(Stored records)
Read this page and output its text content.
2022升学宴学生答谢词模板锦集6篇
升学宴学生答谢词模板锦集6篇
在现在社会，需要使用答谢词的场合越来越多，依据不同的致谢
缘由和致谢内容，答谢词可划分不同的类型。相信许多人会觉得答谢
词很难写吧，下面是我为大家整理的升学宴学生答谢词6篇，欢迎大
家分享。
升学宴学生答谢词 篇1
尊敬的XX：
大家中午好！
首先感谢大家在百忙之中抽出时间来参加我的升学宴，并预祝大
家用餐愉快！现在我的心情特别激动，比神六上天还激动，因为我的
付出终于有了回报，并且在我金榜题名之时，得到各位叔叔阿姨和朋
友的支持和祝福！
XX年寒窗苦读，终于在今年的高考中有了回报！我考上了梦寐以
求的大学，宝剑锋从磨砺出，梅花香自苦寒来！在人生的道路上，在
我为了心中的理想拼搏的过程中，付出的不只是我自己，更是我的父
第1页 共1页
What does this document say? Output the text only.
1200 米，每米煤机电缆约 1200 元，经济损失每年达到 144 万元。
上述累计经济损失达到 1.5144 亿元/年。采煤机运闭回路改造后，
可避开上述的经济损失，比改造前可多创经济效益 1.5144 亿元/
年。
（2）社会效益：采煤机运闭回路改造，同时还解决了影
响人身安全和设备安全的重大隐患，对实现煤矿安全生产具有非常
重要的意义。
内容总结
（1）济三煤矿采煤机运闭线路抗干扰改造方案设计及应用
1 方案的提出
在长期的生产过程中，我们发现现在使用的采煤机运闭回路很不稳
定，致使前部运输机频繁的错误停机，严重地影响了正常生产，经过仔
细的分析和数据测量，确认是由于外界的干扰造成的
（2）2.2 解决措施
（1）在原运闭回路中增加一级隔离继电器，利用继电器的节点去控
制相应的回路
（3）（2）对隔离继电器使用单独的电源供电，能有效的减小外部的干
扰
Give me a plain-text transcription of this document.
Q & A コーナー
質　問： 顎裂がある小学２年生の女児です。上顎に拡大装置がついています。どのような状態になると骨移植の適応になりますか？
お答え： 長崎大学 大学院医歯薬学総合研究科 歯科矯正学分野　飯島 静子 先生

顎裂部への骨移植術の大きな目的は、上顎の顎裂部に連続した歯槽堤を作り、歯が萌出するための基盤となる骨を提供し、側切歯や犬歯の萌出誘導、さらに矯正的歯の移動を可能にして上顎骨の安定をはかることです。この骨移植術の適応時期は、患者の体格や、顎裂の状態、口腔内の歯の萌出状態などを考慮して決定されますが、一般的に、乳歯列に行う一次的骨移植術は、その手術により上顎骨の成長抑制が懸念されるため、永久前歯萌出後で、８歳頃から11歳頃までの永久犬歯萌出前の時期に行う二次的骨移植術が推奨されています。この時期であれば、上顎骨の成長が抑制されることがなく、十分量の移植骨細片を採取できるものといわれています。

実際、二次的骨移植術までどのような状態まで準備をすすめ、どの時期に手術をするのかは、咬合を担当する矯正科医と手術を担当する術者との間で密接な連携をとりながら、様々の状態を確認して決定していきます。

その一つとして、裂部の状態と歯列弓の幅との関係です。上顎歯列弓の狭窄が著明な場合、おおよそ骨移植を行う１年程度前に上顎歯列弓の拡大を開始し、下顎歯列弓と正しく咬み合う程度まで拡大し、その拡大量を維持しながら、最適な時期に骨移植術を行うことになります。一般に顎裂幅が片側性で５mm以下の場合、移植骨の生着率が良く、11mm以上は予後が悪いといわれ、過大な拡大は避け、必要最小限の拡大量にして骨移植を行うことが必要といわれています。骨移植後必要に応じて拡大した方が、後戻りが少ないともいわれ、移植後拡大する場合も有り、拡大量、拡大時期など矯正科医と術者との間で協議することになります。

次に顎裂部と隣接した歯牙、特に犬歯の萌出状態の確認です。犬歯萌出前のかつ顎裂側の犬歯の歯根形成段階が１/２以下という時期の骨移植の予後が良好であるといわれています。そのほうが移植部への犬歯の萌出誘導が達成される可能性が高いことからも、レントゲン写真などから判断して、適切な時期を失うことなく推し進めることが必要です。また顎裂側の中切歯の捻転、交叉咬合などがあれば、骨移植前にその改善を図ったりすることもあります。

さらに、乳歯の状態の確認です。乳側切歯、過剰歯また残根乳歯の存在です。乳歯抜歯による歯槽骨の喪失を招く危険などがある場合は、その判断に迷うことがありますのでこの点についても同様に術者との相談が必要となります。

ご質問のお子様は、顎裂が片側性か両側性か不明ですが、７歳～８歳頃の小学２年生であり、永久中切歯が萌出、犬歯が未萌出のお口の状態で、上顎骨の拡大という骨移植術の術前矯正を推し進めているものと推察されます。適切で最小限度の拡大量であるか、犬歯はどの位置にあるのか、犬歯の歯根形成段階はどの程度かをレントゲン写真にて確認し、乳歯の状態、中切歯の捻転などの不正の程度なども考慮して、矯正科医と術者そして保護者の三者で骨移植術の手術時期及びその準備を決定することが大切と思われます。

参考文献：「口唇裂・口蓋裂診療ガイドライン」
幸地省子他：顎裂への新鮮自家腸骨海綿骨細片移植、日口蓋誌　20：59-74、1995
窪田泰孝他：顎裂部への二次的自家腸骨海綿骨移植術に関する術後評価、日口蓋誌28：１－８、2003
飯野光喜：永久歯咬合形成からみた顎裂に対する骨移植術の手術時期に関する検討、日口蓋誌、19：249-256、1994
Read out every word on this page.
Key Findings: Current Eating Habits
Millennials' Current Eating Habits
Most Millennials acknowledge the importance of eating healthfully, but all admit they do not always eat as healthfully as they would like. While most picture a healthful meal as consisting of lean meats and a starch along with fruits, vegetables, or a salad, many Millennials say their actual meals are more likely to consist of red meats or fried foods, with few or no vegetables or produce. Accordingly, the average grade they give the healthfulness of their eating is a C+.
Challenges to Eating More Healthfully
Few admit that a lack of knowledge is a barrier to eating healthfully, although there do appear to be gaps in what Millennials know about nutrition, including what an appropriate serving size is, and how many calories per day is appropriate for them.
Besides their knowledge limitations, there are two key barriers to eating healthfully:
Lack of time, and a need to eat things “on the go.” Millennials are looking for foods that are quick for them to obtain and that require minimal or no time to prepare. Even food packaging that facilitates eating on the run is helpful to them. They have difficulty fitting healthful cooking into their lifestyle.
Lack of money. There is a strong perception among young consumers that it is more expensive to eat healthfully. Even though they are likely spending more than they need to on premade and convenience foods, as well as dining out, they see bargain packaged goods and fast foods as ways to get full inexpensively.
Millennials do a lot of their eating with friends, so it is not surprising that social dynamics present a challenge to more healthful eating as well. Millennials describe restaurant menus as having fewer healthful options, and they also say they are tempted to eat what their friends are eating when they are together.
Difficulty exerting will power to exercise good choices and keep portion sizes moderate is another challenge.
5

» Work to do
Transcribe the full listing above without leaving anything out.

» Written solution
Read this page and output its text content.
2022升学宴学生答谢词模板锦集6篇
升学宴学生答谢词模板锦集6篇
在现在社会，需要使用答谢词的场合越来越多，依据不同的致谢
缘由和致谢内容，答谢词可划分不同的类型。相信许多人会觉得答谢
词很难写吧，下面是我为大家整理的升学宴学生答谢词6篇，欢迎大
家分享。
升学宴学生答谢词 篇1
尊敬的XX：
大家中午好！
首先感谢大家在百忙之中抽出时间来参加我的升学宴，并预祝大
家用餐愉快！现在我的心情特别激动，比神六上天还激动，因为我的
付出终于有了回报，并且在我金榜题名之时，得到各位叔叔阿姨和朋
友的支持和祝福！
XX年寒窗苦读，终于在今年的高考中有了回报！我考上了梦寐以
求的大学，宝剑锋从磨砺出，梅花香自苦寒来！在人生的道路上，在
我为了心中的理想拼搏的过程中，付出的不只是我自己，更是我的父
第1页 共1页
What does this document say? Output the text only.
1200 米，每米煤机电缆约 1200 元，经济损失每年达到 144 万元。
上述累计经济损失达到 1.5144 亿元/年。采煤机运闭回路改造后，
可避开上述的经济损失，比改造前可多创经济效益 1.5144 亿元/
年。
（2）社会效益：采煤机运闭回路改造，同时还解决了影
响人身安全和设备安全的重大隐患，对实现煤矿安全生产具有非常
重要的意义。
内容总结
（1）济三煤矿采煤机运闭线路抗干扰改造方案设计及应用
1 方案的提出
在长期的生产过程中，我们发现现在使用的采煤机运闭回路很不稳
定，致使前部运输机频繁的错误停机，严重地影响了正常生产，经过仔
细的分析和数据测量，确认是由于外界的干扰造成的
（2）2.2 解决措施
（1）在原运闭回路中增加一级隔离继电器，利用继电器的节点去控
制相应的回路
（3）（2）对隔离继电器使用单独的电源供电，能有效的减小外部的干
扰
Give me a plain-text transcription of this document.
Q & A コーナー
質　問： 顎裂がある小学２年生の女児です。上顎に拡大装置がついています。どのような状態になると骨移植の適応になりますか？
お答え： 長崎大学 大学院医歯薬学総合研究科 歯科矯正学分野　飯島 静子 先生

顎裂部への骨移植術の大きな目的は、上顎の顎裂部に連続した歯槽堤を作り、歯が萌出するための基盤となる骨を提供し、側切歯や犬歯の萌出誘導、さらに矯正的歯の移動を可能にして上顎骨の安定をはかることです。この骨移植術の適応時期は、患者の体格や、顎裂の状態、口腔内の歯の萌出状態などを考慮して決定されますが、一般的に、乳歯列に行う一次的骨移植術は、その手術により上顎骨の成長抑制が懸念されるため、永久前歯萌出後で、８歳頃から11歳頃までの永久犬歯萌出前の時期に行う二次的骨移植術が推奨されています。この時期であれば、上顎骨の成長が抑制されることがなく、十分量の移植骨細片を採取できるものといわれています。

実際、二次的骨移植術までどのような状態まで準備をすすめ、どの時期に手術をするのかは、咬合を担当する矯正科医と手術を担当する術者との間で密接な連携をとりながら、様々の状態を確認して決定していきます。

その一つとして、裂部の状態と歯列弓の幅との関係です。上顎歯列弓の狭窄が著明な場合、おおよそ骨移植を行う１年程度前に上顎歯列弓の拡大を開始し、下顎歯列弓と正しく咬み合う程度まで拡大し、その拡大量を維持しながら、最適な時期に骨移植術を行うことになります。一般に顎裂幅が片側性で５mm以下の場合、移植骨の生着率が良く、11mm以上は予後が悪いといわれ、過大な拡大は避け、必要最小限の拡大量にして骨移植を行うことが必要といわれています。骨移植後必要に応じて拡大した方が、後戻りが少ないともいわれ、移植後拡大する場合も有り、拡大量、拡大時期など矯正科医と術者との間で協議することになります。

次に顎裂部と隣接した歯牙、特に犬歯の萌出状態の確認です。犬歯萌出前のかつ顎裂側の犬歯の歯根形成段階が１/２以下という時期の骨移植の予後が良好であるといわれています。そのほうが移植部への犬歯の萌出誘導が達成される可能性が高いことからも、レントゲン写真などから判断して、適切な時期を失うことなく推し進めることが必要です。また顎裂側の中切歯の捻転、交叉咬合などがあれば、骨移植前にその改善を図ったりすることもあります。

さらに、乳歯の状態の確認です。乳側切歯、過剰歯また残根乳歯の存在です。乳歯抜歯による歯槽骨の喪失を招く危険などがある場合は、その判断に迷うことがありますのでこの点についても同様に術者との相談が必要となります。

ご質問のお子様は、顎裂が片側性か両側性か不明ですが、７歳～８歳頃の小学２年生であり、永久中切歯が萌出、犬歯が未萌出のお口の状態で、上顎骨の拡大という骨移植術の術前矯正を推し進めているものと推察されます。適切で最小限度の拡大量であるか、犬歯はどの位置にあるのか、犬歯の歯根形成段階はどの程度かをレントゲン写真にて確認し、乳歯の状態、中切歯の捻転などの不正の程度なども考慮して、矯正科医と術者そして保護者の三者で骨移植術の手術時期及びその準備を決定することが大切と思われます。

参考文献：「口唇裂・口蓋裂診療ガイドライン」
幸地省子他：顎裂への新鮮自家腸骨海綿骨細片移植、日口蓋誌　20：59-74、1995
窪田泰孝他：顎裂部への二次的自家腸骨海綿骨移植術に関する術後評価、日口蓋誌28：１－８、2003
飯野光喜：永久歯咬合形成からみた顎裂に対する骨移植術の手術時期に関する検討、日口蓋誌、19：249-256、1994
Read out every word on this page.
Key Findings: Current Eating Habits
Millennials' Current Eating Habits
Most Millennials acknowledge the importance of eating healthfully, but all admit they do not always eat as healthfully as they would like. While most picture a healthful meal as consisting of lean meats and a starch along with fruits, vegetables, or a salad, many Millennials say their actual meals are more likely to consist of red meats or fried foods, with few or no vegetables or produce. Accordingly, the average grade they give the healthfulness of their eating is a C+.
Challenges to Eating More Healthfully
Few admit that a lack of knowledge is a barrier to eating healthfully, although there do appear to be gaps in what Millennials know about nutrition, including what an appropriate serving size is, and how many calories per day is appropriate for them.
Besides their knowledge limitations, there are two key barriers to eating healthfully:
Lack of time, and a need to eat things “on the go.” Millennials are looking for foods that are quick for them to obtain and that require minimal or no time to prepare. Even food packaging that facilitates eating on the run is helpful to them. They have difficulty fitting healthful cooking into their lifestyle.
Lack of money. There is a strong perception among young consumers that it is more expensive to eat healthfully. Even though they are likely spending more than they need to on premade and convenience foods, as well as dining out, they see bargain packaged goods and fast foods as ways to get full inexpensively.
Millennials do a lot of their eating with friends, so it is not surprising that social dynamics present a challenge to more healthful eating as well. Millennials describe restaurant menus as having fewer healthful options, and they also say they are tempted to eat what their friends are eating when they are together.
Difficulty exerting will power to exercise good choices and keep portion sizes moderate is another challenge.
5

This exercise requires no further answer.